DIRECTIONS: The records that follow are to be transcribed in full, without their images.

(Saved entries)
════════
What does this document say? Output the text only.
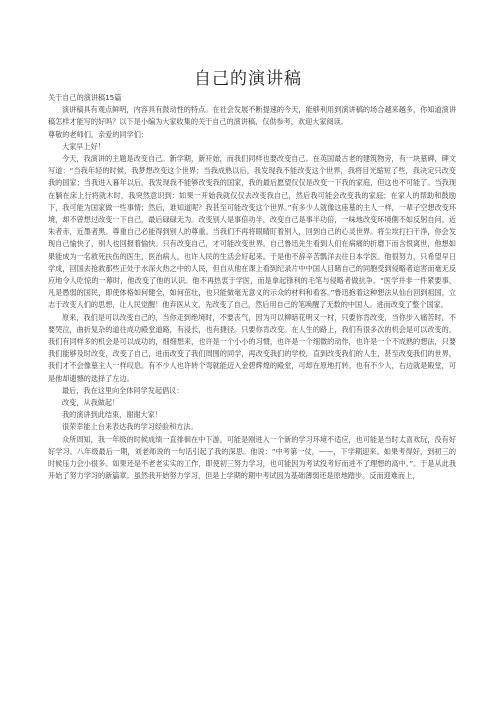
自己的演讲稿

关于自己的演讲稿15篇

演讲稿具有观点鲜明，内容具有鼓动性的特点。在社会发展不断提速的今天，能够利用到演讲稿的场合越来越多，你知道演讲稿怎样才能写的好吗？以下是小编为大家收集的关于自己的演讲稿，仅供参考，欢迎大家阅读。

尊敬的老师们，亲爱的同学们：

大家早上好！

今天，我演讲的主题是改变自己。新学期，新开始，而我们同样也要改变自己。在英国最古老的建筑物旁，有一块墓碑，碑文写道：“当我年轻的时候，我梦想改变这个世界；当我成熟以后，我发现我不能改变这个世界，我将目光缩短了些，我决定只改变我的国家；当我进入暮年以后，我发现我不能够改变我的国家，我的最后愿望仅仅是改变一下我的家庭，但这也不可能了。当我现在躺在床上行将就木时，我突然意识到：如果一开始我就仅仅去改变我自己，然后我可能会改变我的家庭；在家人的帮助和鼓励下，我可能为国家做一些事情；然后，谁知道呢？我甚至可能改变这个世界。”有多少人就像这座墓的主人一样，一辈子空想改变环境，却不曾想过改变一下自己，最后碌碌无为。改变别人是事倍功半，改变自己是事半功倍，一味地改变环境側不如反躬自问。近朱者赤，近墨者黑。尊重自己必能得到别人的尊重。当我们不再将眼睛盯着别人，回到自己的心灵世界。将尘埃打扫干净，你会发现自己愉快了，别人也回报着愉快。只有改变自己，才可能改变世界。自己鲁迅先生看到人们在病痛的折磨下而含恨离世，他想如果能成为一名救死扶伤的医生，医治病人，也许人民的生活会好起来。于是他不辞辛苦瓢洋去往日本学医。他很努力，只希望早日学成，回国去抢救那些正处于水深火热之中的人民，但自从他在课上看到纪录片中中国人目睹自己的同胞受到侵略者迫害而毫无反应地令人吃惊的一幕时，他改变了他的认识。他不再热衷于学医，而是拿起锋利的毛笔与侵略者做抗争。“医学并非一件紧要事，凡是愚弱的国民，即使体格如何健全，如何茁壮，也只能做毫无意义的示众的材料和看客。”鲁迅抱着这种想法从仙台回到祖国，立志于改变人们的思想，让人民觉醒！他弃医从文，先改变了自己，然后用自己的笔唤醒了无数的中国人。进而改变了整个国家。

原来，我们是可以改变自己的，当你走到绝境时，不要丧气，因为可以柳暗花明又一村，只要你肯改变，当你步入痛苦时，不要哭泣，曲折复杂的道往成功殿堂道路，有浸长，也有捷径。只要你肯改变。在人生的路上，我们有很多次的机会是可以改变的，我们有同样多的机会是可以成功的，细细想来，也许是一个小小的习惯，也许是一个细微的动作，也许是一个不成熟的想法，只要我们能够及时改变，改变了自己，进而改变了我们周围的同学，再改变我们的学校，直到改变我们的人生，甚至改变我们的世界，我们才不会像墓主人一样叹息。有不少人也许转个弯就能迈入金碧辉煌的殿堂，可却在原地打转。也有不少人，右边就是殿堂，可是他却遗憾的选择了左边。

最后，我在这里向全体同学发起倡议：

改变，从我做起！

我的演讲到此结束，谢谢大家！

很荣幸能上台来表达我的学习经验和方法。

众所周知，我一年级的时候成绩一直徘徊在中下游。可能是刚进入一个新的学习环境不适应，也可能是当时太喜欢玩，没有好好学习。八年级最后一期，刘老师说的一句话引起了我的深思。他说：“中考第一仗，——，下学期迎来。如果考得好，到初三的时候压力会小很多。如果还是不老老实实的工作，即使初三努力学习，也可能因为考试没考好而进不了理想的高中。”。于是从此我开始了努力学习的新篇章。虽然我开始努力学习，但是上学期的期中考试因为基础薄弱还是原地踏步。反而迎难而上，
════════
OUTPUT OF THE EXERCISE:
What does this document say? Output the text only.
自己的演讲稿

关于自己的演讲稿15篇

演讲稿具有观点鲜明，内容具有鼓动性的特点。在社会发展不断提速的今天，能够利用到演讲稿的场合越来越多，你知道演讲稿怎样才能写的好吗？以下是小编为大家收集的关于自己的演讲稿，仅供参考，欢迎大家阅读。

尊敬的老师们，亲爱的同学们：

大家早上好！

今天，我演讲的主题是改变自己。新学期，新开始，而我们同样也要改变自己。在英国最古老的建筑物旁，有一块墓碑，碑文写道：“当我年轻的时候，我梦想改变这个世界；当我成熟以后，我发现我不能改变这个世界，我将目光缩短了些，我决定只改变我的国家；当我进入暮年以后，我发现我不能够改变我的国家，我的最后愿望仅仅是改变一下我的家庭，但这也不可能了。当我现在躺在床上行将就木时，我突然意识到：如果一开始我就仅仅去改变我自己，然后我可能会改变我的家庭；在家人的帮助和鼓励下，我可能为国家做一些事情；然后，谁知道呢？我甚至可能改变这个世界。”有多少人就像这座墓的主人一样，一辈子空想改变环境，却不曾想过改变一下自己，最后碌碌无为。改变别人是事倍功半，改变自己是事半功倍，一味地改变环境側不如反躬自问。近朱者赤，近墨者黑。尊重自己必能得到别人的尊重。当我们不再将眼睛盯着别人，回到自己的心灵世界。将尘埃打扫干净，你会发现自己愉快了，别人也回报着愉快。只有改变自己，才可能改变世界。自己鲁迅先生看到人们在病痛的折磨下而含恨离世，他想如果能成为一名救死扶伤的医生，医治病人，也许人民的生活会好起来。于是他不辞辛苦瓢洋去往日本学医。他很努力，只希望早日学成，回国去抢救那些正处于水深火热之中的人民，但自从他在课上看到纪录片中中国人目睹自己的同胞受到侵略者迫害而毫无反应地令人吃惊的一幕时，他改变了他的认识。他不再热衷于学医，而是拿起锋利的毛笔与侵略者做抗争。“医学并非一件紧要事，凡是愚弱的国民，即使体格如何健全，如何茁壮，也只能做毫无意义的示众的材料和看客。”鲁迅抱着这种想法从仙台回到祖国，立志于改变人们的思想，让人民觉醒！他弃医从文，先改变了自己，然后用自己的笔唤醒了无数的中国人。进而改变了整个国家。

原来，我们是可以改变自己的，当你走到绝境时，不要丧气，因为可以柳暗花明又一村，只要你肯改变，当你步入痛苦时，不要哭泣，曲折复杂的道往成功殿堂道路，有浸长，也有捷径。只要你肯改变。在人生的路上，我们有很多次的机会是可以改变的，我们有同样多的机会是可以成功的，细细想来，也许是一个小小的习惯，也许是一个细微的动作，也许是一个不成熟的想法，只要我们能够及时改变，改变了自己，进而改变了我们周围的同学，再改变我们的学校，直到改变我们的人生，甚至改变我们的世界，我们才不会像墓主人一样叹息。有不少人也许转个弯就能迈入金碧辉煌的殿堂，可却在原地打转。也有不少人，右边就是殿堂，可是他却遗憾的选择了左边。

最后，我在这里向全体同学发起倡议：

改变，从我做起！

我的演讲到此结束，谢谢大家！

很荣幸能上台来表达我的学习经验和方法。

众所周知，我一年级的时候成绩一直徘徊在中下游。可能是刚进入一个新的学习环境不适应，也可能是当时太喜欢玩，没有好好学习。八年级最后一期，刘老师说的一句话引起了我的深思。他说：“中考第一仗，——，下学期迎来。如果考得好，到初三的时候压力会小很多。如果还是不老老实实的工作，即使初三努力学习，也可能因为考试没考好而进不了理想的高中。”。于是从此我开始了努力学习的新篇章。虽然我开始努力学习，但是上学期的期中考试因为基础薄弱还是原地踏步。反而迎难而上，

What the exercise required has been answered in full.